Items listed in a dataset:
★ ★ ★ ★

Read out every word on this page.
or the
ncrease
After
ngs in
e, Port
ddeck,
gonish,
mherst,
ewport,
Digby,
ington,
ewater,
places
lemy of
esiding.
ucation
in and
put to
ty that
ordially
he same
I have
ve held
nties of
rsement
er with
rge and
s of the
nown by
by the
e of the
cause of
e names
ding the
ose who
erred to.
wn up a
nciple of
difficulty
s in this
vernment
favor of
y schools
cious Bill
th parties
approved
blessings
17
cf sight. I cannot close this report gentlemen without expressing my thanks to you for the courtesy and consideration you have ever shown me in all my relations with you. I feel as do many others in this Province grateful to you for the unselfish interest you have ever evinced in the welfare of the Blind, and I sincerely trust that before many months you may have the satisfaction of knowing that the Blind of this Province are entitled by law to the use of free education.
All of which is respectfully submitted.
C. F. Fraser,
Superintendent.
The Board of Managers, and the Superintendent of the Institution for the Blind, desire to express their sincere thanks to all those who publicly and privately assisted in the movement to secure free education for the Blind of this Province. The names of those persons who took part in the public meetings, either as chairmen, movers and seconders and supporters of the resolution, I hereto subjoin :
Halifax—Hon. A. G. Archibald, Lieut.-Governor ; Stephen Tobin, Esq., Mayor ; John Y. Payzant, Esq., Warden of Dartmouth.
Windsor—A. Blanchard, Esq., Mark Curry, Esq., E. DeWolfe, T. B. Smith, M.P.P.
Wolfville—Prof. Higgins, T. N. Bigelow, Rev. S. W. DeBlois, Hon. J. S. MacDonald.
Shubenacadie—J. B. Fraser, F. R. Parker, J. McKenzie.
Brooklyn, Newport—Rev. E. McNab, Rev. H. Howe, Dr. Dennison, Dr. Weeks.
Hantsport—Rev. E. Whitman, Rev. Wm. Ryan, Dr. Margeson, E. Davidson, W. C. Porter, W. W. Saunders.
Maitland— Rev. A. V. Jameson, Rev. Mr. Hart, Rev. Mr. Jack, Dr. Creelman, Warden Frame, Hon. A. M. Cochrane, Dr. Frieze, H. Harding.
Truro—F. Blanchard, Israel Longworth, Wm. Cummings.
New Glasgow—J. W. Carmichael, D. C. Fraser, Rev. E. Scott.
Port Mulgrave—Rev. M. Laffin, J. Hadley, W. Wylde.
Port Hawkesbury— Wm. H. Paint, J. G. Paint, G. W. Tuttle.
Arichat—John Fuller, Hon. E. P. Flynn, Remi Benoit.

★ ★ ★ ★

-- PROMPT --
Pick each line holding the word "names" out of the data and copy it.

-- FULL RESPONSE --
e names
The Board of Managers, and the Superintendent of the Institution for the Blind, desire to express their sincere thanks to all those who publicly and privately assisted in the movement to secure free education for the Blind of this Province. The names of those persons who took part in the public meetings, either as chairmen, movers and seconders and supporters of the resolution, I hereto subjoin :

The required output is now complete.